= TASK BRIEF =
For every line in the records that has the word "xlabel", make a copy.

>> Begin DATA LINES

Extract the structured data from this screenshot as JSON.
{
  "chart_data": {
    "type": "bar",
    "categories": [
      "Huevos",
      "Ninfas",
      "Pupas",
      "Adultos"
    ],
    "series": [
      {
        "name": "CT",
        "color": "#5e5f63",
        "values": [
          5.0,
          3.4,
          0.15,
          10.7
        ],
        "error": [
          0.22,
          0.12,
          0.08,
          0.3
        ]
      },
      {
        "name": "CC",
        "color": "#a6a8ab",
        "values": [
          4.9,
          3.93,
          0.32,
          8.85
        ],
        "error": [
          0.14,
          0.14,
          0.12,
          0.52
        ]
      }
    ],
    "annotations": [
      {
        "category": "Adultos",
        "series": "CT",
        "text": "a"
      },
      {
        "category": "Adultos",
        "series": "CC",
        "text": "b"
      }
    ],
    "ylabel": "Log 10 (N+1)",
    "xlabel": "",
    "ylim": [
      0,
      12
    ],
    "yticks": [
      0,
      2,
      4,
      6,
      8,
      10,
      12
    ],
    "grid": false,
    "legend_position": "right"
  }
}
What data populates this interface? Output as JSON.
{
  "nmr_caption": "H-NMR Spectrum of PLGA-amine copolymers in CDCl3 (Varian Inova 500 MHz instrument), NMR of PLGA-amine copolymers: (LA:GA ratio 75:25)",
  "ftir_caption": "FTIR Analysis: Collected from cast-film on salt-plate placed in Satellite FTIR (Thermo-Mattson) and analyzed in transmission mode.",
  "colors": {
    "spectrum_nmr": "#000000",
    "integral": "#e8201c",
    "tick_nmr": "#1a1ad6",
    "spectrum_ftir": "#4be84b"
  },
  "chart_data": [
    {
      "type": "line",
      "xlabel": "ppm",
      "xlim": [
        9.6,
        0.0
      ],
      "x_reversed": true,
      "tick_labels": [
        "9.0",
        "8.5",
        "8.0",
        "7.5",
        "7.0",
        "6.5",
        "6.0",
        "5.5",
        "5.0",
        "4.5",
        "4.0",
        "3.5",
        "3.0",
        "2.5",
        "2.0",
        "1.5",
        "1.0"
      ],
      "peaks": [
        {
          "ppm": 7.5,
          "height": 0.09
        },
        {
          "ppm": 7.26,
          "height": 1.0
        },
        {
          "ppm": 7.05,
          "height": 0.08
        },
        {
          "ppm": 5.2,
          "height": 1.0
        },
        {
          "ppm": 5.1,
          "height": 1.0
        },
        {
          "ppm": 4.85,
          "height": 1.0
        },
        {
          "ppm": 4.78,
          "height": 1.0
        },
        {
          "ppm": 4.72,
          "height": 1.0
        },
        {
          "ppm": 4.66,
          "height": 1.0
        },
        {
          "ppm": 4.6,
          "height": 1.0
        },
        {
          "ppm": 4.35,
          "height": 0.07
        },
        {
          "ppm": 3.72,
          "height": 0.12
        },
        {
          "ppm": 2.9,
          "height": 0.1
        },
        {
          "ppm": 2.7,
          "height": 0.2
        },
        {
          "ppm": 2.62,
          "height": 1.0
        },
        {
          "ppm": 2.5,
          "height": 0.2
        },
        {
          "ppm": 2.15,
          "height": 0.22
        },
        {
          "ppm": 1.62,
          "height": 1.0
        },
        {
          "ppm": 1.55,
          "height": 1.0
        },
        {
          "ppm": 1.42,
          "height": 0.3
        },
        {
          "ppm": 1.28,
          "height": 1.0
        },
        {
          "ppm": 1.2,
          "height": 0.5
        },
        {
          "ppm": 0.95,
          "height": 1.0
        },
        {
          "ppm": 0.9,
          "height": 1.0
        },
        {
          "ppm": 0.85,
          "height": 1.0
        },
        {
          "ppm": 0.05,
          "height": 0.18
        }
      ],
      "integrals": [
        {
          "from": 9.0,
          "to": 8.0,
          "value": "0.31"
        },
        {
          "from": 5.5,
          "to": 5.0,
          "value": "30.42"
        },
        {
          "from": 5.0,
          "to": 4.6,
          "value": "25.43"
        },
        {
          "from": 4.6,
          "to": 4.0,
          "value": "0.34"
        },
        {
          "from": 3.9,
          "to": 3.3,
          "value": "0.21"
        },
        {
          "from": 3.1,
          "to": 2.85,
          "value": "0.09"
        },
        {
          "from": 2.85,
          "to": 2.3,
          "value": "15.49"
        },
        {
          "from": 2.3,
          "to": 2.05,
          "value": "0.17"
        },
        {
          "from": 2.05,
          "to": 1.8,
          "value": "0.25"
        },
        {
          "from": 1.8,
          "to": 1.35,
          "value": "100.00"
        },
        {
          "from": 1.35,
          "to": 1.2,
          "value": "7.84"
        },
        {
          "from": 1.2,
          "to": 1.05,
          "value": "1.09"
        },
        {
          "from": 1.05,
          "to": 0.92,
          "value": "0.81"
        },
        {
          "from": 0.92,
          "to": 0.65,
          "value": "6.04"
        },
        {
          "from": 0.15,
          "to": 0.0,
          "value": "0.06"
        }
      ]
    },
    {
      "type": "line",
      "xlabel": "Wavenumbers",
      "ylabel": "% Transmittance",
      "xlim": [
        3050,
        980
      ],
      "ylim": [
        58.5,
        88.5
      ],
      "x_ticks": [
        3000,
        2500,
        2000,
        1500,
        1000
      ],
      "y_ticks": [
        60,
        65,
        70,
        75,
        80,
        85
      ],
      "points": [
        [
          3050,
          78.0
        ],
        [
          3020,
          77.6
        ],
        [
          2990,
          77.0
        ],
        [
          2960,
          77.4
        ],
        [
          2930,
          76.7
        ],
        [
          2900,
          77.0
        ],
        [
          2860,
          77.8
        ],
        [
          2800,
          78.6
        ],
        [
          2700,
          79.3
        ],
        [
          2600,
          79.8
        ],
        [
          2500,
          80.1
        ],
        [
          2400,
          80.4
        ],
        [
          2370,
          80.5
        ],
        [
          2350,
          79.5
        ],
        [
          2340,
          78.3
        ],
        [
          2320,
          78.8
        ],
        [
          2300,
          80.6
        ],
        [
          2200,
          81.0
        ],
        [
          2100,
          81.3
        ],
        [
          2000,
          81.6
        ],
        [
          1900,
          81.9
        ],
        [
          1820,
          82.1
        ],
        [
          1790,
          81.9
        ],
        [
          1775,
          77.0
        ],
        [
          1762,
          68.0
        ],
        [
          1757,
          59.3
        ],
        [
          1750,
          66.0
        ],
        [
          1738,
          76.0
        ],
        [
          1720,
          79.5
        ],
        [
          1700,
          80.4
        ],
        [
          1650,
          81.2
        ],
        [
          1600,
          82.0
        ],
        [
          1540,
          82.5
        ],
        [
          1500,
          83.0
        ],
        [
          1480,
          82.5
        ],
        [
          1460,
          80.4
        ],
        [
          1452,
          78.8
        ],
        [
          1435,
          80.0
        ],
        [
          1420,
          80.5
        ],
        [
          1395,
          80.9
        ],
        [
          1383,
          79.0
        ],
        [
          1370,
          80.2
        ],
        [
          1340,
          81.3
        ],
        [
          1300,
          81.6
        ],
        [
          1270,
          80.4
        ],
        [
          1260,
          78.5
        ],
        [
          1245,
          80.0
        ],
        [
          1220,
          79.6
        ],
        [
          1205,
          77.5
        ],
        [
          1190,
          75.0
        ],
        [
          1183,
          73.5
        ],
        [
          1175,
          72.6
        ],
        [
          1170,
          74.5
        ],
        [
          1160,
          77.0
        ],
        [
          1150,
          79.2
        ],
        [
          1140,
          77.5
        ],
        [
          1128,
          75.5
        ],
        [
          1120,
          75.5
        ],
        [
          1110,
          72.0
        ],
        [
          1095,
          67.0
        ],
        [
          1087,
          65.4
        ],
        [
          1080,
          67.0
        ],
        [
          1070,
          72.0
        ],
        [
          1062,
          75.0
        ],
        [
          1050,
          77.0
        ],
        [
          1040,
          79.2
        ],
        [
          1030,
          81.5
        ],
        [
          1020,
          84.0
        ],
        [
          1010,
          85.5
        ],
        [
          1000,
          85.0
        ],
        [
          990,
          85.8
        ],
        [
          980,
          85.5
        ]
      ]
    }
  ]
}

>> End DATA LINES

= OUTPUT =
    "xlabel": "",
      "xlabel": "ppm",
      "xlabel": "Wavenumbers",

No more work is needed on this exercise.